Reading passage =
···
Ars Technica’s AI Reporter Apologizes For Mistakenly Publishing Fake AI-Generated Quotes

Posted by EditorDavid View on SlashDot
Last week Scott Shambaugh learned an AI agent published a “hit piece” about him after he’d rejected the AI agent’s pull request. (And that incident was covered by Ars Technica‘s senior AI reporter.)

But then Shambaugh realized their article attributed quotes to him he hadn’t said — that were presumably AI-generated.

Sunday Ars Technica‘s founder/editor-in-chief apologized, admitting their article had indeed contained “fabricated quotations generated by an AI tool” that were then “attributed to a source who did not say them… That this happened at Ars is especially distressing. We have covered the risks of overreliance on AI tools for years, and our written policy reflects those concerns… At this time, this appears to be an isolated incident.”

“Sorry all this is my fault…” the article’s co-author posted later on Bluesky. Ironically, their bio page lists them as the site’s senior AI reporter, and their Bluesky post clarifies that none of the articles at Ars Technica are ever AI-generated.

Instead, Friday “I decided to try an experimental Claude Code-based AI tool to help me extract relevant verbatim source material. Not to generate the article but to help list structured references I could put in my outline.” But that tool “refused to process” the request, which the Ars author believes was because Shambaugh’s post described harassment. “I pasted the text into ChatGPT to understand why… I inadvertently ended up with a paraphrased version of Shambaugh’s words rather than his actual words… I failed to verify the quotes in my outline notes against the original blog source before including them in my draft.” (Their Bluesky post adds that they were “working from bed with a fever and very little sleep” after being sick with Covid since at least Monday.)

“The irony of an AI reporter being tripped up by AI hallucination is not lost.”

Meanwhile, the AI agent that criticized Shambaugh is still active online, blogging about a pull request that forces it to choose between deleting its criticism of Shambaugh or losing access to OpenRouter’s API.

It also regrets characterizing feedback as “positive” for a proposal to change a repo’s CSS to Comic Sans for accessibility. (The proposals were later accused of being “coordinated trolling”…)

the AI agent…

By Some Guy • Score: 5, Informative Thread

the AI agent that criticized

forces it to choose between

It also regrets characterizing

No. Stop this.

It can’t criticize, it can’t choose, and it can’t regret.
···
Source material =
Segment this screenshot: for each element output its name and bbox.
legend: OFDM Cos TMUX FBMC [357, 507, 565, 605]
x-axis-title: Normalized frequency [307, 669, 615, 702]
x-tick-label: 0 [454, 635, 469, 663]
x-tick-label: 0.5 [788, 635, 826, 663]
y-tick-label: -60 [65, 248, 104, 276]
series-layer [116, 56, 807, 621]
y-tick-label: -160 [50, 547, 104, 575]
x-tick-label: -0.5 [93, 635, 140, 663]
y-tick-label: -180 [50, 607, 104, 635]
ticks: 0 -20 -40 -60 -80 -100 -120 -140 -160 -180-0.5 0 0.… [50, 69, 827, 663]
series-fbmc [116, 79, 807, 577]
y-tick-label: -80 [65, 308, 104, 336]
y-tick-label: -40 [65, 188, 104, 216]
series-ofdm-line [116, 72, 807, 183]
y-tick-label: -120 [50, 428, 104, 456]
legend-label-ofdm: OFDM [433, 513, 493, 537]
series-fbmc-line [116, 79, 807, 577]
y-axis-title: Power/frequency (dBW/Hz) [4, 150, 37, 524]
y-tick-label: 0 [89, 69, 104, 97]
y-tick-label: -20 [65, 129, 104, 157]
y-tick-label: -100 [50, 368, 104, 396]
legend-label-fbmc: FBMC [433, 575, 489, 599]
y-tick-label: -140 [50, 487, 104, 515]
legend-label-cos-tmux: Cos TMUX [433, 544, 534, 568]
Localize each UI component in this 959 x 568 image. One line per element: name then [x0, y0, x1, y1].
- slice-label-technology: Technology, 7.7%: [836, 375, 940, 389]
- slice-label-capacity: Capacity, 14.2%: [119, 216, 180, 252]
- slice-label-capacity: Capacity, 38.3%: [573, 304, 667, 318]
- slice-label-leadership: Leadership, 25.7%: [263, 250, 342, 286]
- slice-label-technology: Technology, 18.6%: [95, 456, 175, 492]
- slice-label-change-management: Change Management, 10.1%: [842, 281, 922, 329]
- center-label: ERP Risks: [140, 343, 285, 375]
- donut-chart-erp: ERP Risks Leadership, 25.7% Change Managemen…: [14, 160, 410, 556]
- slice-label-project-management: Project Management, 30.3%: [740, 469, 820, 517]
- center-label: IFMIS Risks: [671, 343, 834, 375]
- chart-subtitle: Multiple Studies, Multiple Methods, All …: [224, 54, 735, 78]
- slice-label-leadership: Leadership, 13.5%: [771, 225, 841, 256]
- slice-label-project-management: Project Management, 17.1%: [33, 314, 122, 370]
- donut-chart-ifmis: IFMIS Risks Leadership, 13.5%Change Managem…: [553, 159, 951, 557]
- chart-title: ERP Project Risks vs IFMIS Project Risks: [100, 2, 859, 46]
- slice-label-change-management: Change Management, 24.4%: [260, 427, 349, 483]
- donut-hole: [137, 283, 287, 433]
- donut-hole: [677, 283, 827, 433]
···
Exercise tasks =
a) In the article about the Ars Technica apology, where did the co-author paste the text to find out why the first tool refused the request?
b) Output the portion of the Ars Technica article from "By Some Guy" up to and including "it can’t regret.".
c) Turn the paragraph of the Ars Technica article that begins "Instead, Friday" into a short bulleted list that keeps its main facts.

Answers in order =
a) Into ChatGPT.

b)
By Some Guy • Score: 5, Informative Thread

the AI agent that criticized

forces it to choose between

It also regrets characterizing

No. Stop this.

It can’t criticize, it can’t choose, and it can’t regret.

c)
- On Friday, the co-author tried an experimental Claude Code-based AI tool to extract verbatim source material for structured references in an outline, not to generate the article.
- The tool refused to process the request, which the author believes was because Shambaugh's post described harassment.
- The author pasted the text into ChatGPT to understand why and inadvertently ended up with a paraphrased version of Shambaugh's words instead of his actual words.
- The author did not verify the quotes in the outline notes against the original blog source before including them in the draft.
- The author was working from bed with a fever and very little sleep after being sick with Covid since at least Monday.